▶ AIM: Go through the listing and pick out each line with the word "title" in it.
----
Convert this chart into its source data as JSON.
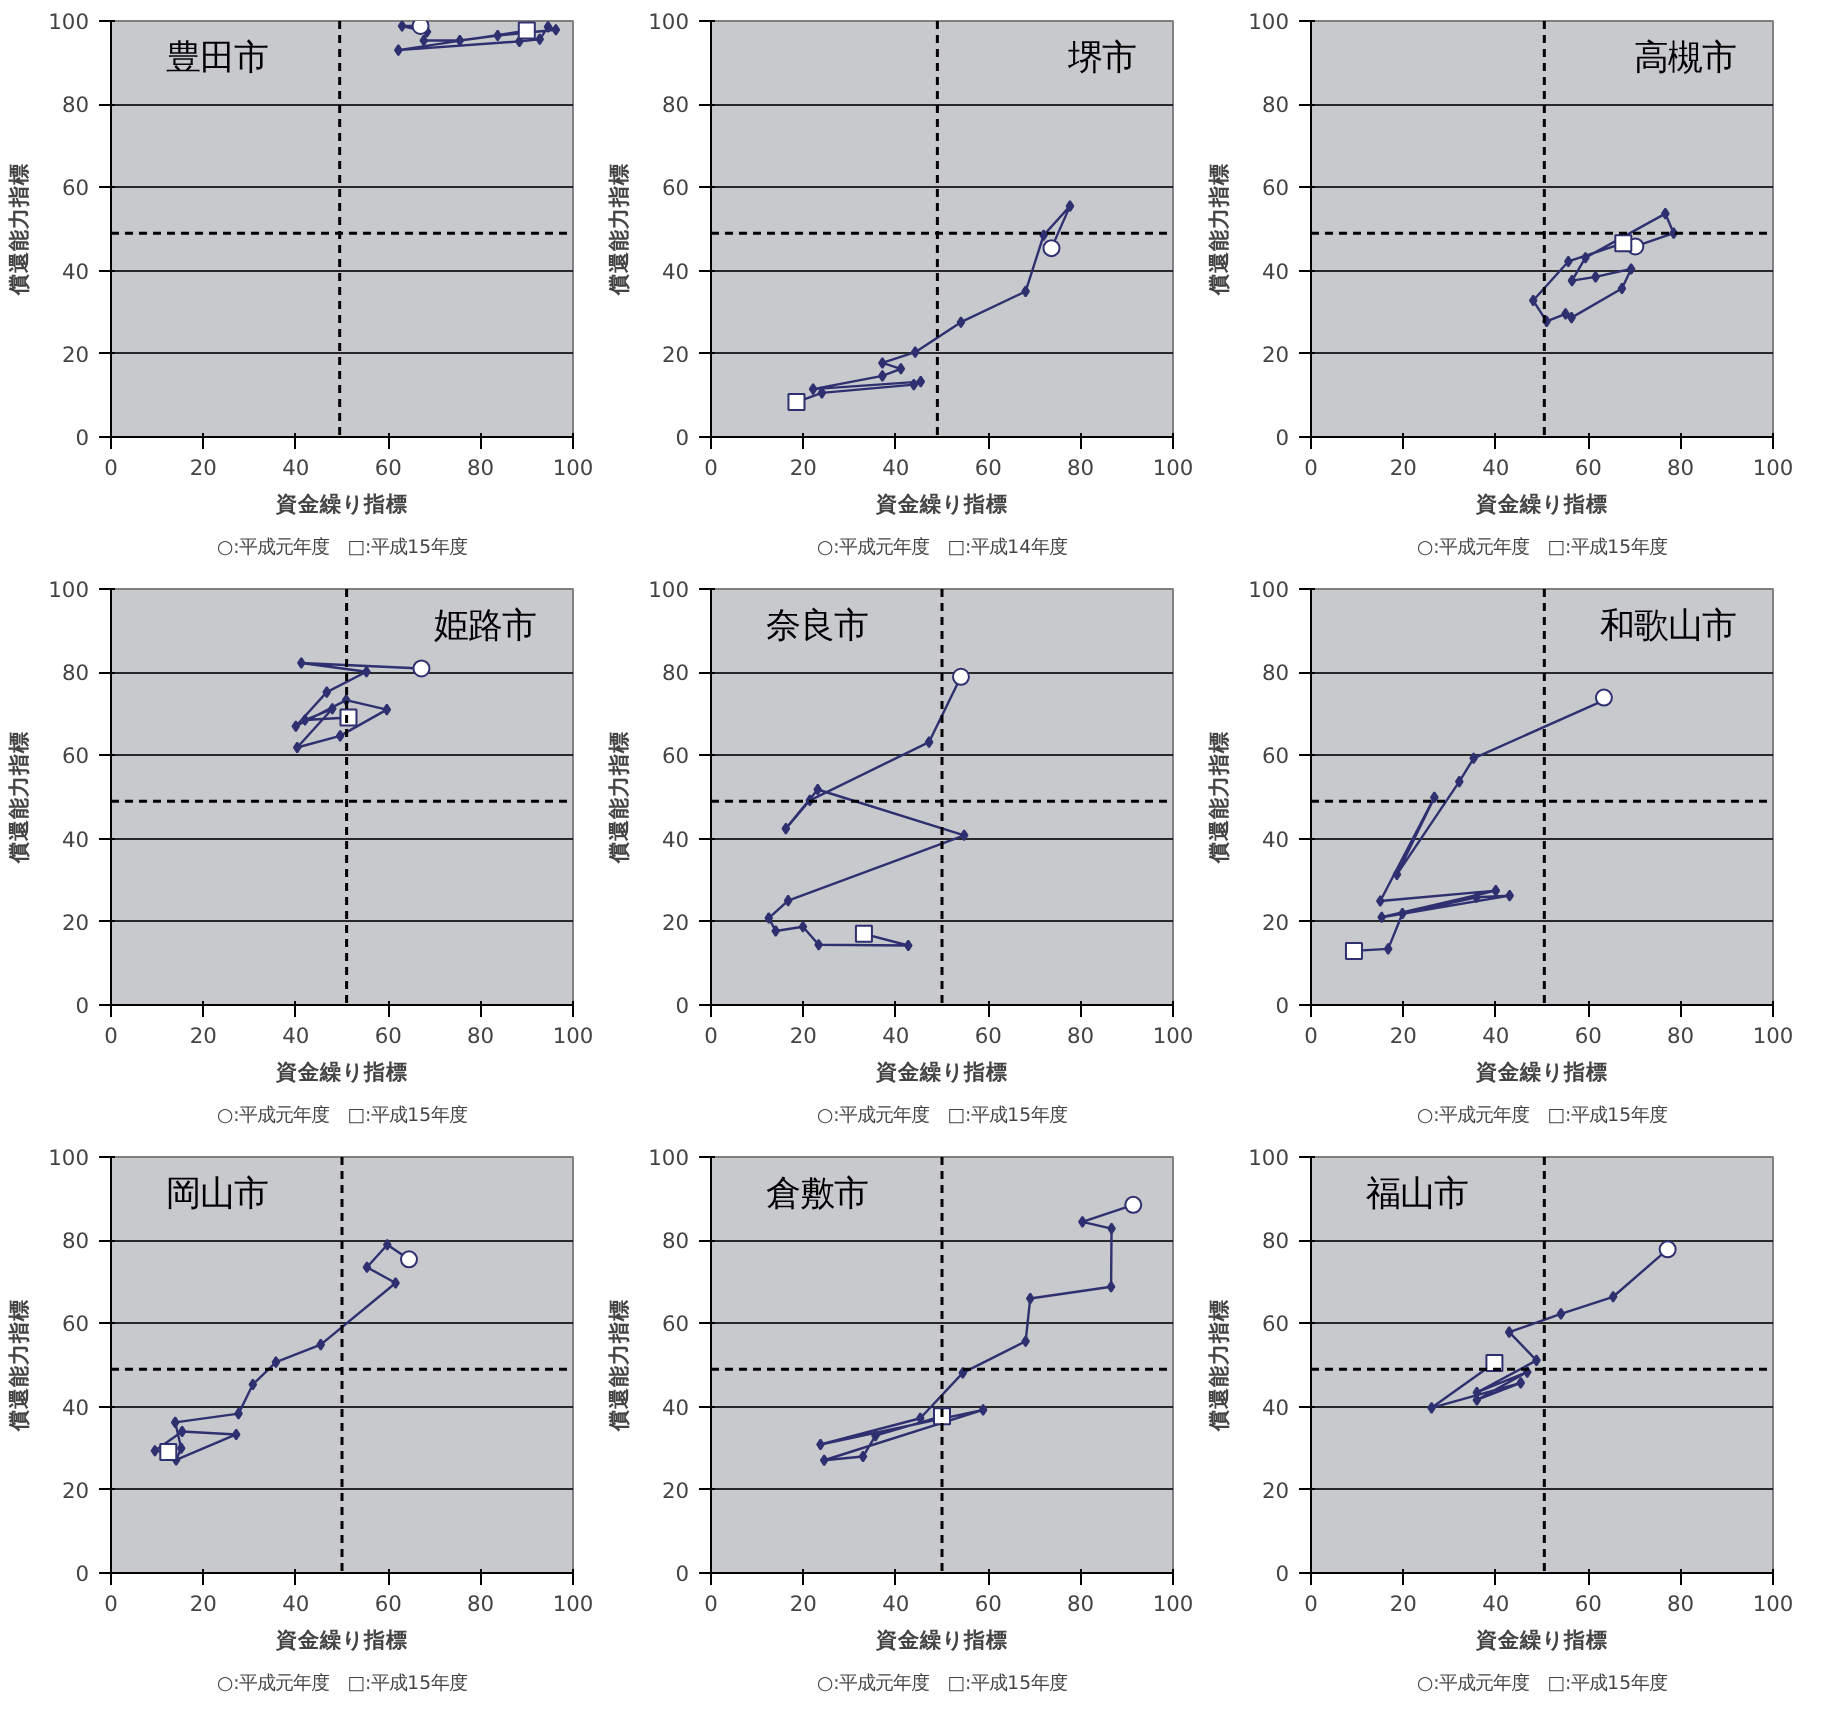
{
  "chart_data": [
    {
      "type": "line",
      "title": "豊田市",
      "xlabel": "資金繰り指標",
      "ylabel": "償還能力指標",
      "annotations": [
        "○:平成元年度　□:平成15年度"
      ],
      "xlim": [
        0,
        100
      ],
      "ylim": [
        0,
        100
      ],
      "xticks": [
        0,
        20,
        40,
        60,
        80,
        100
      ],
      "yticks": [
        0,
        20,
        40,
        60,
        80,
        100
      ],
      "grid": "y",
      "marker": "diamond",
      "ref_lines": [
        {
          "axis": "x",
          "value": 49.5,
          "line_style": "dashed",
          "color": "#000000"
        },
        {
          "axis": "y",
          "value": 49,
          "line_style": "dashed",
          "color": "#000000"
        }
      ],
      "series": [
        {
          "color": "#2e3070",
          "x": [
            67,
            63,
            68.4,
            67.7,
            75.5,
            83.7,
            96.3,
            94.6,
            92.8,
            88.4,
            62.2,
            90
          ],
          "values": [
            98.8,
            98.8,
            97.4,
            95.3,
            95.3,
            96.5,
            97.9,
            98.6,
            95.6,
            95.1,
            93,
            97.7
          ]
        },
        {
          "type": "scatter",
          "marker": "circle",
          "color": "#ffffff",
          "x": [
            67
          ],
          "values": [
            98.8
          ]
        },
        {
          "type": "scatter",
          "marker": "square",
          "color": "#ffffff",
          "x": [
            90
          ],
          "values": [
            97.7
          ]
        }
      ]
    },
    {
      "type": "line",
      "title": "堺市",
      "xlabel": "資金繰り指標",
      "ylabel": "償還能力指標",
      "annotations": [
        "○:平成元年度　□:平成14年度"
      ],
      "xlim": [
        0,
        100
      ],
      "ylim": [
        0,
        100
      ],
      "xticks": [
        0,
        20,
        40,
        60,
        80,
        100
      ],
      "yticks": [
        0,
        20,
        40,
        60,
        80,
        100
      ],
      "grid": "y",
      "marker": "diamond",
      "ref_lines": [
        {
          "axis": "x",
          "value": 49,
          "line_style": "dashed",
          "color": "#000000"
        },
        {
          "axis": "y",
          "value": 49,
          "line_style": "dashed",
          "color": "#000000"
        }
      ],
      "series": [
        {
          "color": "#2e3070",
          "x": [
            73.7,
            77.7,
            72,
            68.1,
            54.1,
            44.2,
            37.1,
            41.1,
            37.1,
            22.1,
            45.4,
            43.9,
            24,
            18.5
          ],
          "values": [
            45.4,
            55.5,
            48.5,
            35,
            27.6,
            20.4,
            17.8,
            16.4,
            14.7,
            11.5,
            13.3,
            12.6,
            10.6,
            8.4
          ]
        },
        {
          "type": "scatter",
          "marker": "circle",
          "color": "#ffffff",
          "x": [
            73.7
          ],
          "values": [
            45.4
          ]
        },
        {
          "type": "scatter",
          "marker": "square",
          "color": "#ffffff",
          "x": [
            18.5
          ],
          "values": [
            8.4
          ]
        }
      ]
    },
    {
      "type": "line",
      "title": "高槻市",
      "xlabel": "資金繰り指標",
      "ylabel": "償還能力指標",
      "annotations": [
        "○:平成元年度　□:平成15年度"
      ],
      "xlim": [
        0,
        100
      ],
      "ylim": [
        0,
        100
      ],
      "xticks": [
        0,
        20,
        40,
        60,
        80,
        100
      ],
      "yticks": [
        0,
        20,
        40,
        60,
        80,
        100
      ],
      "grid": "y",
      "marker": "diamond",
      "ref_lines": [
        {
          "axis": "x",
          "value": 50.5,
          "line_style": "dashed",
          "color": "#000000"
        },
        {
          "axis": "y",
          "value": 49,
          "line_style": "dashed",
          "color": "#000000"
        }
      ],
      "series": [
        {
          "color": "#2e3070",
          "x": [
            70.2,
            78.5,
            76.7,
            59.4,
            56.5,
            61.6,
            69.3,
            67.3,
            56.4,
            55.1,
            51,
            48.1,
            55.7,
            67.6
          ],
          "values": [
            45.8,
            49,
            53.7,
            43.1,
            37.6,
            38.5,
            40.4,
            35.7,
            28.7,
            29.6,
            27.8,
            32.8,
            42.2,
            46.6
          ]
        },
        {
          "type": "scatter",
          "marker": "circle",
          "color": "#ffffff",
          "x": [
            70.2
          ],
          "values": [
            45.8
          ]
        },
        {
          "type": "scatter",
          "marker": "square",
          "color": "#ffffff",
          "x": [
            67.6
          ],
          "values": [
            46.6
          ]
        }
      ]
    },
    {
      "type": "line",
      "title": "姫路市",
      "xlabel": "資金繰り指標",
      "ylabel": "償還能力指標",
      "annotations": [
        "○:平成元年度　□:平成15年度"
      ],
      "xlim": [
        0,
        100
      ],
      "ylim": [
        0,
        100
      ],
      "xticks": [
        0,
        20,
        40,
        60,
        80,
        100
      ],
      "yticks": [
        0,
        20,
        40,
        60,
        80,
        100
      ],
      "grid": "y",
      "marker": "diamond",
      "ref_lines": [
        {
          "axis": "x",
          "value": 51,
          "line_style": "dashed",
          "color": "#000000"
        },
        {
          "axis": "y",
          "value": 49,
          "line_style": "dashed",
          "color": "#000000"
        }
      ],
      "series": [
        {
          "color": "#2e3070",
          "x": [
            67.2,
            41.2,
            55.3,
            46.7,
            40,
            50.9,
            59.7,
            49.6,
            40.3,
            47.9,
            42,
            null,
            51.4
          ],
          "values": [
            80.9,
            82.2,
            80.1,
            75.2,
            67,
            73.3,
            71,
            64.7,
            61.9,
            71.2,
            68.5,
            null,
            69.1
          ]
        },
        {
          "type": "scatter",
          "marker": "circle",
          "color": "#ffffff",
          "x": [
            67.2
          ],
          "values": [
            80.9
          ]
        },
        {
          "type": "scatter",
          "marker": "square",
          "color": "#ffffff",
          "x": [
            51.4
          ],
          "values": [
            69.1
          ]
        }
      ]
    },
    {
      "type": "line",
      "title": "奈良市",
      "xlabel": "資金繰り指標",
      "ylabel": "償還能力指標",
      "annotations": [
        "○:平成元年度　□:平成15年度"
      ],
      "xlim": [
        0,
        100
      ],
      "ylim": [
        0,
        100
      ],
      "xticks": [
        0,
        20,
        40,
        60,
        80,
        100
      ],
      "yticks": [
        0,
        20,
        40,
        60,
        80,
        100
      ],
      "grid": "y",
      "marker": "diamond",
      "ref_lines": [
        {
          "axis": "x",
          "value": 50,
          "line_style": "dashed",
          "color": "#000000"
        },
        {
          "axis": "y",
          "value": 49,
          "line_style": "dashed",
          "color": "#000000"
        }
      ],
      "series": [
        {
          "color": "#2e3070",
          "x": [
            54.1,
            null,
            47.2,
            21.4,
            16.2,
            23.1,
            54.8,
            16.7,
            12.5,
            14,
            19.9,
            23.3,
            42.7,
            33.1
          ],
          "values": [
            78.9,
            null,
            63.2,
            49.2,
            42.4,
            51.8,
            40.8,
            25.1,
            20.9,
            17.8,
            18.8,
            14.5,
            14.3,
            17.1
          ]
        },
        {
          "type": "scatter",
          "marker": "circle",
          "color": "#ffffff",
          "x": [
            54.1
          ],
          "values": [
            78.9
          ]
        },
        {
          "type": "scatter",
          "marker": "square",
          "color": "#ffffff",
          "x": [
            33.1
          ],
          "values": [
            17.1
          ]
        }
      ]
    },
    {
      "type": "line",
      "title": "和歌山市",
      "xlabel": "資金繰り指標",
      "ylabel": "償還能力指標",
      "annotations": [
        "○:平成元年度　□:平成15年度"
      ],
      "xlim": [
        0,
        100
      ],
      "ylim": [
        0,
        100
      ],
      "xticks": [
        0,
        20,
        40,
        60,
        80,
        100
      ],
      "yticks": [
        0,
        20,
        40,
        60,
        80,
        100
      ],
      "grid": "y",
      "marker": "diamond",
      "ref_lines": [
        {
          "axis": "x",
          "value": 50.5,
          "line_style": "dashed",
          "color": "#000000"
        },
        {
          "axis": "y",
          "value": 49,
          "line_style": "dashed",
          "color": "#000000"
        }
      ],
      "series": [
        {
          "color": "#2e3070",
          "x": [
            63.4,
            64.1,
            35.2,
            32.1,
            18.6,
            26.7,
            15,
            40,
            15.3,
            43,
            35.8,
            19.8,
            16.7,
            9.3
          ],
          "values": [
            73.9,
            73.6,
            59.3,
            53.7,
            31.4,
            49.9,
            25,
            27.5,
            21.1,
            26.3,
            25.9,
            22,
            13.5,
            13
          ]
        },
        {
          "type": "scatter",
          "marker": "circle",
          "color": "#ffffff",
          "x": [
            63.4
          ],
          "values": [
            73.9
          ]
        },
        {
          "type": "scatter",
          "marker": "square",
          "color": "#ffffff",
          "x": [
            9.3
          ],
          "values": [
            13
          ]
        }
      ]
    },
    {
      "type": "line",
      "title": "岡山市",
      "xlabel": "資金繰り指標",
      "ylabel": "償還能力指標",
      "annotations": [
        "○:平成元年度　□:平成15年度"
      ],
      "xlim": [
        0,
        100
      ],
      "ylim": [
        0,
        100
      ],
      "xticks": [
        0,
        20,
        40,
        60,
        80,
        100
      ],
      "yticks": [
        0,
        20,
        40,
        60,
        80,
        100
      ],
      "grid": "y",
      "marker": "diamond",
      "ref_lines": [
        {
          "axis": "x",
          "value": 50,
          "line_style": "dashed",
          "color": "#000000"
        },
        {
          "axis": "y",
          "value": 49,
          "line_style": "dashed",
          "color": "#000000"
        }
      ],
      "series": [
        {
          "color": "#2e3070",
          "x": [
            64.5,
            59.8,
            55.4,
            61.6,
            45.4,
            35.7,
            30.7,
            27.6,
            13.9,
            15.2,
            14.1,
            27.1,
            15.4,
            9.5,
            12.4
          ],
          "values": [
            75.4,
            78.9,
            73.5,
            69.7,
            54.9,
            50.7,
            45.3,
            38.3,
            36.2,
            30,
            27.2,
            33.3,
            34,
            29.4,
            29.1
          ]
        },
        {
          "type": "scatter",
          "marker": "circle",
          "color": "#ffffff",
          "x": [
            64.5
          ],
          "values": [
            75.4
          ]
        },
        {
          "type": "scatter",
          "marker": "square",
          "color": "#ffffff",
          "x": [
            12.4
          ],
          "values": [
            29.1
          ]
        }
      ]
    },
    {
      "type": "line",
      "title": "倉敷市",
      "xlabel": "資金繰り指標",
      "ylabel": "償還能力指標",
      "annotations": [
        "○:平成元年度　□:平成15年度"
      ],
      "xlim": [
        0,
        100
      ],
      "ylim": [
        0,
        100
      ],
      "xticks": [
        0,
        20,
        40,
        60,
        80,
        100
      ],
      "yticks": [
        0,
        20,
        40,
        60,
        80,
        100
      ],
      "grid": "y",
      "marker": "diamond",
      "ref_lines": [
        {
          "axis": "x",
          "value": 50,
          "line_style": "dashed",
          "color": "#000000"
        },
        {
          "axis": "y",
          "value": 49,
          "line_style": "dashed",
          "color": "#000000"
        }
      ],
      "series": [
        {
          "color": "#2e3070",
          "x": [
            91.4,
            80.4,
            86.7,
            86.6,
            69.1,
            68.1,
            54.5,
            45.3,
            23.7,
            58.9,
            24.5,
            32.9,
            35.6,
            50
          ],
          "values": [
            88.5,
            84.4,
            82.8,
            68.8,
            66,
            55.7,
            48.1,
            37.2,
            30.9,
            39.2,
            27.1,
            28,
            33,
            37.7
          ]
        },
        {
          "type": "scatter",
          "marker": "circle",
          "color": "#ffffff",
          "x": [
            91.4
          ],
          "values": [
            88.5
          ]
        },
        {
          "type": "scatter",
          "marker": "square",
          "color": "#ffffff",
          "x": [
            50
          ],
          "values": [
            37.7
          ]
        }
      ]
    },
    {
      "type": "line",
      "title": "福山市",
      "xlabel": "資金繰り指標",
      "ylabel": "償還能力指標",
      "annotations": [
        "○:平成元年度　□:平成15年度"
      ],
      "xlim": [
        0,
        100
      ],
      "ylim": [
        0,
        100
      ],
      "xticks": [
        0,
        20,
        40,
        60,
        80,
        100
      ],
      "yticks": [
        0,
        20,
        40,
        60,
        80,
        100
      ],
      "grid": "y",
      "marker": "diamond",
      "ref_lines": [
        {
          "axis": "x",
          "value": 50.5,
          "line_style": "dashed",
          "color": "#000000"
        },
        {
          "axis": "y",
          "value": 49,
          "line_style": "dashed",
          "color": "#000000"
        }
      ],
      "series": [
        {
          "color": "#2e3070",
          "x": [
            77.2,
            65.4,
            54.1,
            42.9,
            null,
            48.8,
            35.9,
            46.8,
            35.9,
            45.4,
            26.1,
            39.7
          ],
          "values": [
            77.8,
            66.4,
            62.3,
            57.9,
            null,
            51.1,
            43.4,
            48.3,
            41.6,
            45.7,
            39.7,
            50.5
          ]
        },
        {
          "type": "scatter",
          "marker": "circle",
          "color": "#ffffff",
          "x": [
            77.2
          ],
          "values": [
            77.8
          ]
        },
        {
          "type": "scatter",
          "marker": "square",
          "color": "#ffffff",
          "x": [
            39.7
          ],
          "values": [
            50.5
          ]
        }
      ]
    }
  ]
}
----
▶ EXERCISE OUTPUT:
      "title": "豊田市",
      "title": "堺市",
      "title": "高槻市",
      "title": "姫路市",
      "title": "奈良市",
      "title": "和歌山市",
      "title": "岡山市",
      "title": "倉敷市",
      "title": "福山市",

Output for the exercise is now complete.